(Stored entries)
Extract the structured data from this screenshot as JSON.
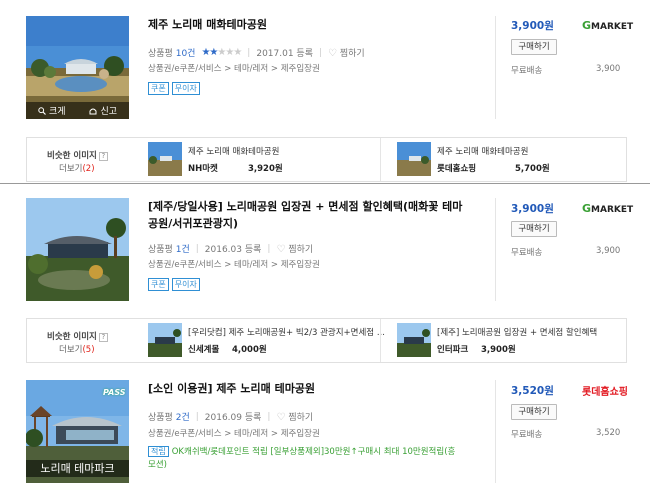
{
  "products": [
    {
      "title": "제주 노리매 매화테마공원",
      "rating_label": "상품평",
      "review_count": "10건",
      "rating_stars": 2,
      "rating_max": 5,
      "reg_date": "2017.01 등록",
      "wishlist": "찜하기",
      "category": "상품권/e쿠폰/서비스 > 테마/레저 > 제주입장권",
      "badges": [
        "쿠폰",
        "무이자"
      ],
      "price": "3,900원",
      "seller": "Gmarket",
      "buy_label": "구매하기",
      "ship_label": "무료배송",
      "ship_value": "3,900",
      "thumb_actions": [
        "크게",
        "신고"
      ]
    },
    {
      "title": "[제주/당일사용] 노리매공원 입장권 + 면세점 할인혜택(매화꽃 테마공원/서귀포관광지)",
      "rating_label": "상품평",
      "review_count": "1건",
      "reg_date": "2016.03 등록",
      "wishlist": "찜하기",
      "category": "상품권/e쿠폰/서비스 > 테마/레저 > 제주입장권",
      "badges": [
        "쿠폰",
        "무이자"
      ],
      "price": "3,900원",
      "seller": "Gmarket",
      "buy_label": "구매하기",
      "ship_label": "무료배송",
      "ship_value": "3,900"
    },
    {
      "title": "[소인 이용권] 제주 노리매 테마공원",
      "rating_label": "상품평",
      "review_count": "2건",
      "reg_date": "2016.09 등록",
      "wishlist": "찜하기",
      "category": "상품권/e쿠폰/서비스 > 테마/레저 > 제주입장권",
      "promo_tag": "적립",
      "promo_text": "OK캐쉬백/롯데포인트 적립 [일부상품제외]30만원↑구매시 최대 10만원적립(흥모션)",
      "price": "3,520원",
      "seller": "롯데홈쇼핑",
      "buy_label": "구매하기",
      "ship_label": "무료배송",
      "ship_value": "3,520",
      "thumb_caption": "노리매 테마파크",
      "thumb_logo": "PASS"
    }
  ],
  "similar_sections": [
    {
      "label": "비슷한 이미지",
      "help": "?",
      "more_label": "더보기",
      "more_count": "(2)",
      "items": [
        {
          "name": "제주 노리매 매화테마공원",
          "shop": "NH마켓",
          "price": "3,920원"
        },
        {
          "name": "제주 노리매 매화테마공원",
          "shop": "롯데홈쇼핑",
          "price": "5,700원"
        }
      ]
    },
    {
      "label": "비슷한 이미지",
      "help": "?",
      "more_label": "더보기",
      "more_count": "(5)",
      "items": [
        {
          "name": "[우리닷컴] 제주 노리매공원+ 빅2/3 관광지+면세점 ...",
          "shop": "신세계몰",
          "price": "4,000원"
        },
        {
          "name": "[제주] 노리매공원 입장권 + 면세점 할인혜택",
          "shop": "인터파크",
          "price": "3,900원"
        }
      ]
    }
  ],
  "colors": {
    "price": "#2159b8",
    "gmarket_g": "#3aa035",
    "lotte": "#e21a22",
    "badge": "#2f8fd4",
    "more_count": "#e0231b"
  }
}
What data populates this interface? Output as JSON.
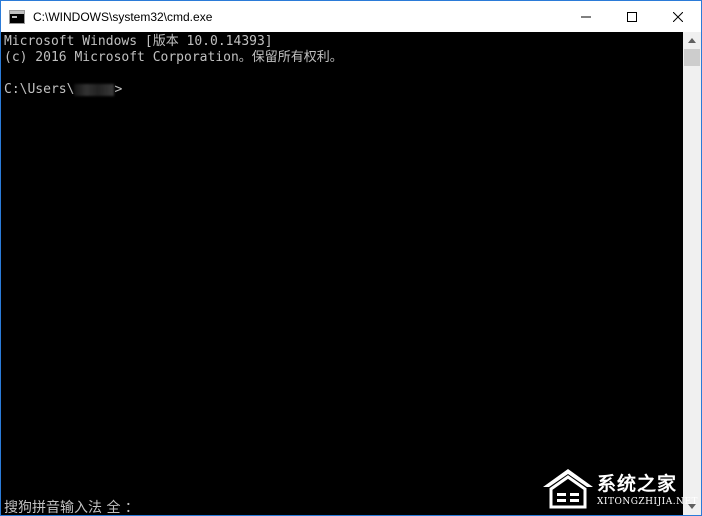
{
  "window": {
    "title": "C:\\WINDOWS\\system32\\cmd.exe",
    "icons": {
      "app": "cmd-app-icon",
      "minimize": "minimize-icon",
      "maximize": "maximize-icon",
      "close": "close-icon"
    }
  },
  "console": {
    "lines": [
      "Microsoft Windows [版本 10.0.14393]",
      "(c) 2016 Microsoft Corporation。保留所有权利。"
    ],
    "prompt_prefix": "C:\\Users\\",
    "prompt_suffix": ">"
  },
  "ime": {
    "status": "搜狗拼音输入法 全 ："
  },
  "watermark": {
    "name": "系统之家",
    "url": "XITONGZHIJIA.NET"
  },
  "colors": {
    "console_bg": "#000000",
    "console_fg": "#c0c0c0",
    "titlebar_bg": "#ffffff",
    "window_border": "#2b7bd8"
  }
}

What the task asks: Copy all lines of the material above where the string "price" occurs.

Solution to this problem:
      "price": "3,900원",
      "price": "3,900원",
      "price": "3,520원",
          "price": "3,920원"
          "price": "5,700원"
          "price": "4,000원"
          "price": "3,900원"
    "price": "#2159b8",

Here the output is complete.